### Input data ###

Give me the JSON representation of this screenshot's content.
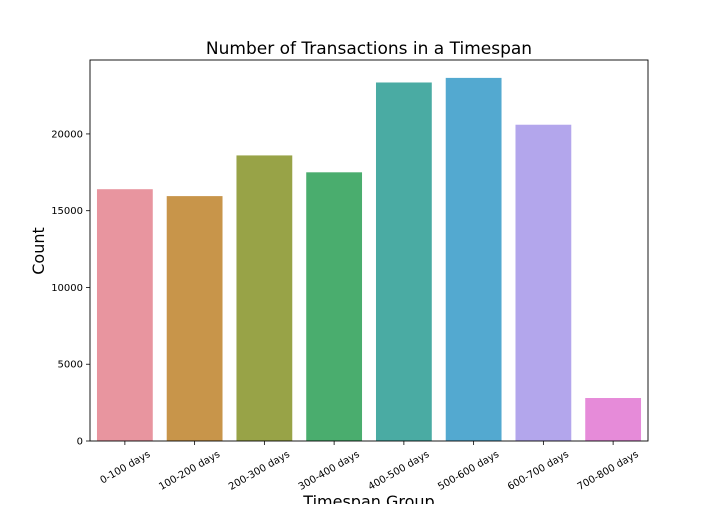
{
  "chart_data": {
    "type": "bar",
    "title": "Number of Transactions in a Timespan",
    "xlabel": "Timespan Group",
    "ylabel": "Count",
    "categories": [
      "0-100 days",
      "100-200 days",
      "200-300 days",
      "300-400 days",
      "400-500 days",
      "500-600 days",
      "600-700 days",
      "700-800 days"
    ],
    "values": [
      16400,
      15950,
      18600,
      17500,
      23350,
      23650,
      20600,
      2800
    ],
    "colors": [
      "#e8959f",
      "#c8954a",
      "#98a347",
      "#4aad6e",
      "#4aaba3",
      "#53a9d0",
      "#b3a6ec",
      "#e68bd9"
    ],
    "yticks": [
      0,
      5000,
      10000,
      15000,
      20000
    ],
    "ylim": [
      0,
      24815
    ],
    "grid": false,
    "legend": "none"
  }
}
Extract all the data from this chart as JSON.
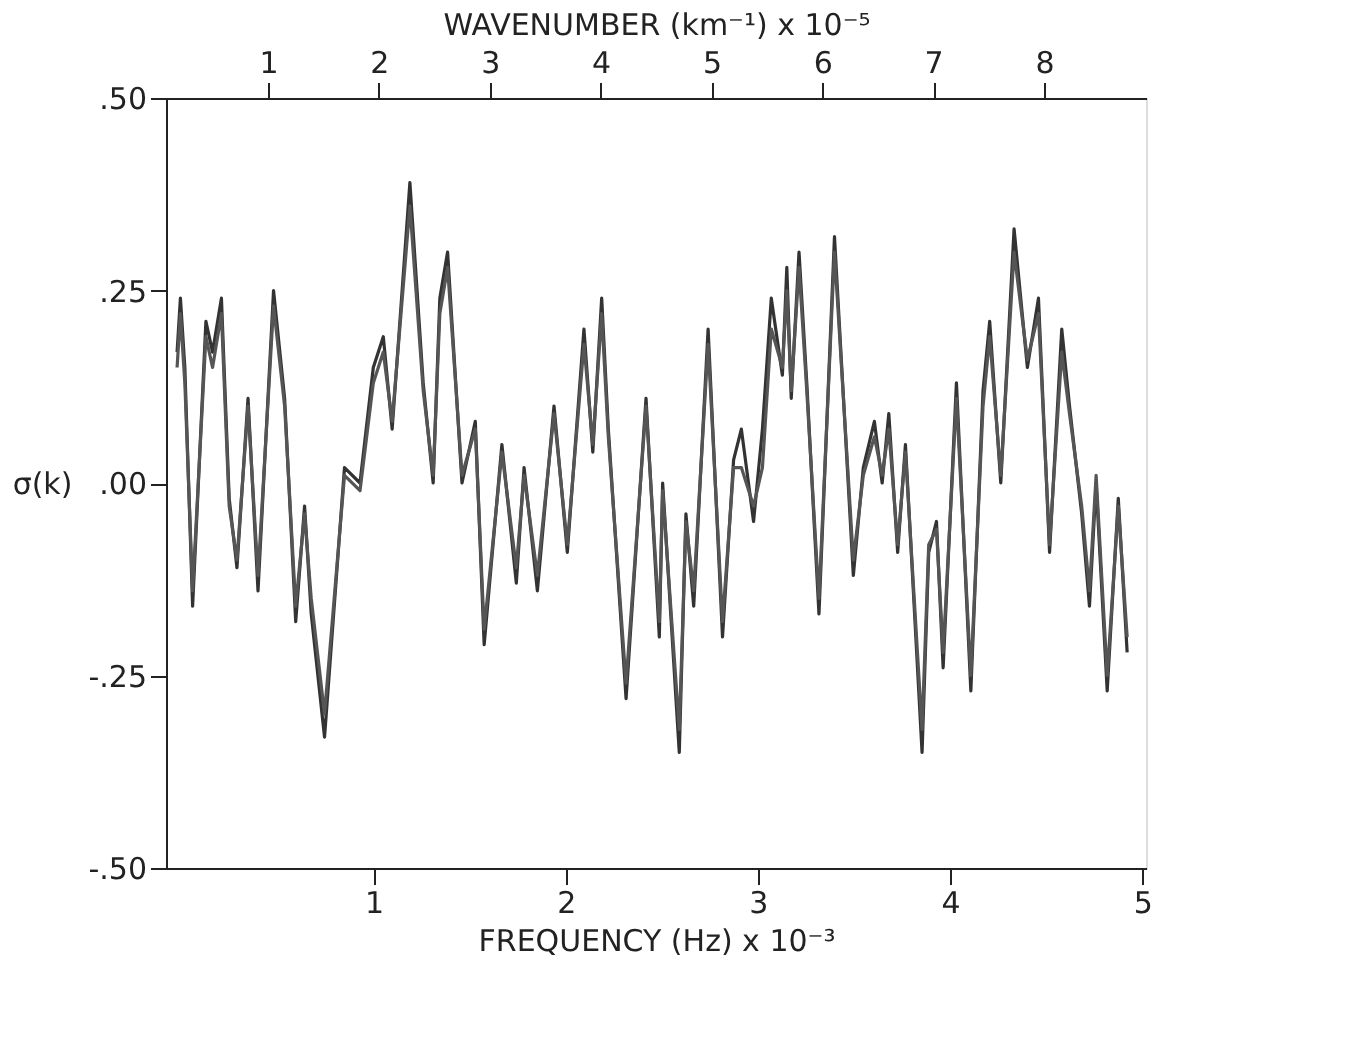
{
  "chart_data": {
    "type": "line",
    "xlabel": "WAVENUMBER (km⁻¹) x 10⁻⁵",
    "x2label": "FREQUENCY (Hz) x 10⁻³",
    "ylabel": "σ(k)",
    "x": [
      0.18,
      0.21,
      0.25,
      0.32,
      0.44,
      0.5,
      0.58,
      0.65,
      0.72,
      0.82,
      0.91,
      1.05,
      1.15,
      1.25,
      1.33,
      1.39,
      1.51,
      1.69,
      1.83,
      1.95,
      2.04,
      2.12,
      2.28,
      2.4,
      2.49,
      2.55,
      2.62,
      2.75,
      2.87,
      2.95,
      3.11,
      3.24,
      3.31,
      3.43,
      3.58,
      3.7,
      3.85,
      3.93,
      4.01,
      4.07,
      4.23,
      4.41,
      4.53,
      4.56,
      4.71,
      4.77,
      4.84,
      4.97,
      5.1,
      5.2,
      5.27,
      5.38,
      5.46,
      5.54,
      5.64,
      5.68,
      5.72,
      5.79,
      5.86,
      5.97,
      6.11,
      6.28,
      6.37,
      6.47,
      6.54,
      6.6,
      6.68,
      6.75,
      6.9,
      6.96,
      7.03,
      7.09,
      7.21,
      7.34,
      7.45,
      7.51,
      7.61,
      7.73,
      7.85,
      7.95,
      8.05,
      8.16,
      8.23,
      8.34,
      8.41,
      8.47,
      8.57,
      8.67,
      8.75
    ],
    "series": [
      {
        "color": "#333333",
        "values": [
          0.17,
          0.24,
          0.15,
          -0.16,
          0.21,
          0.17,
          0.24,
          -0.02,
          -0.11,
          0.11,
          -0.14,
          0.25,
          0.11,
          -0.18,
          -0.03,
          -0.17,
          -0.33,
          0.02,
          0.0,
          0.15,
          0.19,
          0.07,
          0.39,
          0.13,
          0.0,
          0.24,
          0.3,
          0.0,
          0.08,
          -0.21,
          0.05,
          -0.13,
          0.02,
          -0.14,
          0.1,
          -0.09,
          0.2,
          0.04,
          0.24,
          0.07,
          -0.28,
          0.11,
          -0.2,
          0.0,
          -0.35,
          -0.04,
          -0.16,
          0.2,
          -0.2,
          0.03,
          0.07,
          -0.05,
          0.07,
          0.24,
          0.14,
          0.28,
          0.11,
          0.3,
          0.13,
          -0.17,
          0.32,
          -0.12,
          0.02,
          0.08,
          0.0,
          0.09,
          -0.09,
          0.05,
          -0.35,
          -0.09,
          -0.05,
          -0.24,
          0.13,
          -0.27,
          0.12,
          0.21,
          0.0,
          0.33,
          0.15,
          0.24,
          -0.09,
          0.2,
          0.1,
          -0.04,
          -0.16,
          0.0,
          -0.27,
          -0.02,
          -0.22
        ]
      },
      {
        "color": "#555555",
        "values": [
          0.15,
          0.22,
          0.13,
          -0.14,
          0.19,
          0.15,
          0.22,
          -0.03,
          -0.1,
          0.1,
          -0.12,
          0.23,
          0.1,
          -0.16,
          -0.04,
          -0.15,
          -0.3,
          0.01,
          -0.01,
          0.13,
          0.17,
          0.08,
          0.36,
          0.12,
          0.01,
          0.22,
          0.28,
          0.01,
          0.07,
          -0.19,
          0.04,
          -0.11,
          0.01,
          -0.12,
          0.09,
          -0.08,
          0.18,
          0.05,
          0.22,
          0.06,
          -0.26,
          0.1,
          -0.18,
          -0.01,
          -0.32,
          -0.05,
          -0.14,
          0.18,
          -0.18,
          0.02,
          0.02,
          -0.03,
          0.02,
          0.2,
          0.15,
          0.25,
          0.12,
          0.28,
          0.12,
          -0.15,
          0.3,
          -0.1,
          0.01,
          0.06,
          0.01,
          0.07,
          -0.08,
          0.04,
          -0.32,
          -0.08,
          -0.06,
          -0.22,
          0.11,
          -0.25,
          0.1,
          0.19,
          0.01,
          0.3,
          0.16,
          0.22,
          -0.08,
          0.17,
          0.09,
          -0.03,
          -0.14,
          0.01,
          -0.25,
          -0.03,
          -0.2
        ]
      }
    ],
    "xlim": [
      0.08,
      8.92
    ],
    "xticks": [
      1,
      2,
      3,
      4,
      5,
      6,
      7,
      8
    ],
    "x2lim": [
      -0.08,
      5.02
    ],
    "x2ticks": [
      1,
      2,
      3,
      4,
      5
    ],
    "ylim": [
      -0.5,
      0.5
    ],
    "yticks": [
      {
        "value": -0.5,
        "label": "-.50"
      },
      {
        "value": -0.25,
        "label": "-.25"
      },
      {
        "value": 0,
        "label": ".00"
      },
      {
        "value": 0.25,
        "label": ".25"
      },
      {
        "value": 0.5,
        "label": ".50"
      }
    ],
    "grid": false,
    "line_style": "solid",
    "marker": "none"
  }
}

###

Report all lines of the material that contain the word "JSON".

Give me the JSON representation of this screenshot's content.
Extract all the data from this chart as JSON.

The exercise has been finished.